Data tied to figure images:

----

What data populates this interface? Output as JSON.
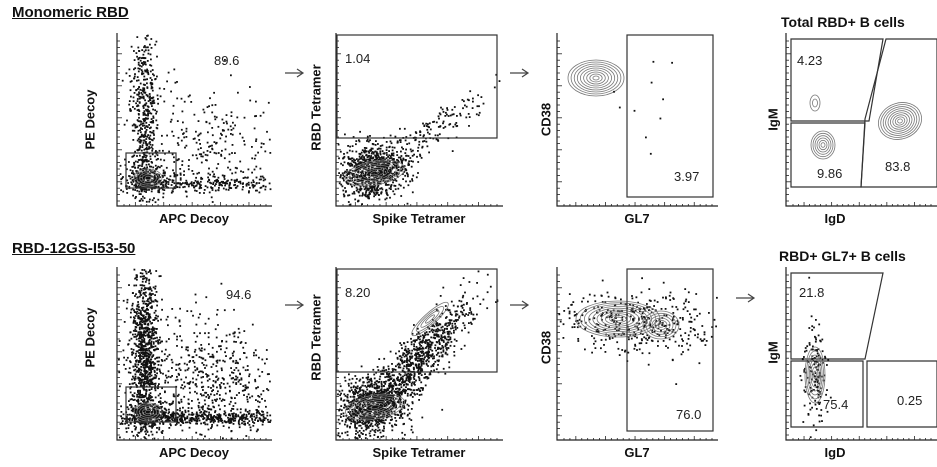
{
  "rows": [
    {
      "title": "Monomeric RBD",
      "panels": [
        {
          "id": "r1p1",
          "kind": "decoy",
          "xlabel": "APC Decoy",
          "ylabel": "PE Decoy",
          "gates": [
            {
              "label": "89.6"
            }
          ]
        },
        {
          "id": "r1p2",
          "kind": "tetramer",
          "xlabel": "Spike Tetramer",
          "ylabel": "RBD Tetramer",
          "gates": [
            {
              "label": "1.04"
            }
          ]
        },
        {
          "id": "r1p3",
          "kind": "gl7",
          "xlabel": "GL7",
          "ylabel": "CD38",
          "gates": [
            {
              "label": "3.97"
            }
          ]
        },
        {
          "id": "r1p4",
          "kind": "igd",
          "title": "Total RBD+ B cells",
          "xlabel": "IgD",
          "ylabel": "IgM",
          "gates": [
            {
              "label": "4.23"
            },
            {
              "label": "9.86"
            },
            {
              "label": "83.8"
            }
          ]
        }
      ]
    },
    {
      "title": "RBD-12GS-I53-50",
      "panels": [
        {
          "id": "r2p1",
          "kind": "decoy",
          "xlabel": "APC Decoy",
          "ylabel": "PE Decoy",
          "gates": [
            {
              "label": "94.6"
            }
          ]
        },
        {
          "id": "r2p2",
          "kind": "tetramer",
          "xlabel": "Spike Tetramer",
          "ylabel": "RBD Tetramer",
          "gates": [
            {
              "label": "8.20"
            }
          ]
        },
        {
          "id": "r2p3",
          "kind": "gl7",
          "xlabel": "GL7",
          "ylabel": "CD38",
          "gates": [
            {
              "label": "76.0"
            }
          ]
        },
        {
          "id": "r2p4",
          "kind": "igd",
          "title": "RBD+ GL7+ B cells",
          "xlabel": "IgD",
          "ylabel": "IgM",
          "gates": [
            {
              "label": "21.8"
            },
            {
              "label": "75.4"
            },
            {
              "label": "0.25"
            }
          ]
        }
      ]
    }
  ],
  "chart_data": {
    "type": "scatter",
    "description_free": true,
    "panels": [
      {
        "row": "Monomeric RBD",
        "x": "APC Decoy",
        "y": "PE Decoy",
        "gate_percent": [
          89.6
        ]
      },
      {
        "row": "Monomeric RBD",
        "x": "Spike Tetramer",
        "y": "RBD Tetramer",
        "gate_percent": [
          1.04
        ]
      },
      {
        "row": "Monomeric RBD",
        "x": "GL7",
        "y": "CD38",
        "gate_percent": [
          3.97
        ]
      },
      {
        "row": "Monomeric RBD",
        "title": "Total RBD+ B cells",
        "x": "IgD",
        "y": "IgM",
        "gate_percent": [
          4.23,
          9.86,
          83.8
        ]
      },
      {
        "row": "RBD-12GS-I53-50",
        "x": "APC Decoy",
        "y": "PE Decoy",
        "gate_percent": [
          94.6
        ]
      },
      {
        "row": "RBD-12GS-I53-50",
        "x": "Spike Tetramer",
        "y": "RBD Tetramer",
        "gate_percent": [
          8.2
        ]
      },
      {
        "row": "RBD-12GS-I53-50",
        "x": "GL7",
        "y": "CD38",
        "gate_percent": [
          76.0
        ]
      },
      {
        "row": "RBD-12GS-I53-50",
        "title": "RBD+ GL7+ B cells",
        "x": "IgD",
        "y": "IgM",
        "gate_percent": [
          21.8,
          75.4,
          0.25
        ]
      }
    ],
    "colors": {
      "points": "#111111",
      "contour": "#777777",
      "gate": "#333333"
    }
  }
}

----

* _Aim of the exercise_
Could you retype all the entries above exactly, without the pictures?

* _Your response_
What data populates this interface? Output as JSON.
{
  "rows": [
    {
      "title": "Monomeric RBD",
      "panels": [
        {
          "id": "r1p1",
          "kind": "decoy",
          "xlabel": "APC Decoy",
          "ylabel": "PE Decoy",
          "gates": [
            {
              "label": "89.6"
            }
          ]
        },
        {
          "id": "r1p2",
          "kind": "tetramer",
          "xlabel": "Spike Tetramer",
          "ylabel": "RBD Tetramer",
          "gates": [
            {
              "label": "1.04"
            }
          ]
        },
        {
          "id": "r1p3",
          "kind": "gl7",
          "xlabel": "GL7",
          "ylabel": "CD38",
          "gates": [
            {
              "label": "3.97"
            }
          ]
        },
        {
          "id": "r1p4",
          "kind": "igd",
          "title": "Total RBD+ B cells",
          "xlabel": "IgD",
          "ylabel": "IgM",
          "gates": [
            {
              "label": "4.23"
            },
            {
              "label": "9.86"
            },
            {
              "label": "83.8"
            }
          ]
        }
      ]
    },
    {
      "title": "RBD-12GS-I53-50",
      "panels": [
        {
          "id": "r2p1",
          "kind": "decoy",
          "xlabel": "APC Decoy",
          "ylabel": "PE Decoy",
          "gates": [
            {
              "label": "94.6"
            }
          ]
        },
        {
          "id": "r2p2",
          "kind": "tetramer",
          "xlabel": "Spike Tetramer",
          "ylabel": "RBD Tetramer",
          "gates": [
            {
              "label": "8.20"
            }
          ]
        },
        {
          "id": "r2p3",
          "kind": "gl7",
          "xlabel": "GL7",
          "ylabel": "CD38",
          "gates": [
            {
              "label": "76.0"
            }
          ]
        },
        {
          "id": "r2p4",
          "kind": "igd",
          "title": "RBD+ GL7+ B cells",
          "xlabel": "IgD",
          "ylabel": "IgM",
          "gates": [
            {
              "label": "21.8"
            },
            {
              "label": "75.4"
            },
            {
              "label": "0.25"
            }
          ]
        }
      ]
    }
  ],
  "chart_data": {
    "type": "scatter",
    "description_free": true,
    "panels": [
      {
        "row": "Monomeric RBD",
        "x": "APC Decoy",
        "y": "PE Decoy",
        "gate_percent": [
          89.6
        ]
      },
      {
        "row": "Monomeric RBD",
        "x": "Spike Tetramer",
        "y": "RBD Tetramer",
        "gate_percent": [
          1.04
        ]
      },
      {
        "row": "Monomeric RBD",
        "x": "GL7",
        "y": "CD38",
        "gate_percent": [
          3.97
        ]
      },
      {
        "row": "Monomeric RBD",
        "title": "Total RBD+ B cells",
        "x": "IgD",
        "y": "IgM",
        "gate_percent": [
          4.23,
          9.86,
          83.8
        ]
      },
      {
        "row": "RBD-12GS-I53-50",
        "x": "APC Decoy",
        "y": "PE Decoy",
        "gate_percent": [
          94.6
        ]
      },
      {
        "row": "RBD-12GS-I53-50",
        "x": "Spike Tetramer",
        "y": "RBD Tetramer",
        "gate_percent": [
          8.2
        ]
      },
      {
        "row": "RBD-12GS-I53-50",
        "x": "GL7",
        "y": "CD38",
        "gate_percent": [
          76.0
        ]
      },
      {
        "row": "RBD-12GS-I53-50",
        "title": "RBD+ GL7+ B cells",
        "x": "IgD",
        "y": "IgM",
        "gate_percent": [
          21.8,
          75.4,
          0.25
        ]
      }
    ],
    "colors": {
      "points": "#111111",
      "contour": "#777777",
      "gate": "#333333"
    }
  }
}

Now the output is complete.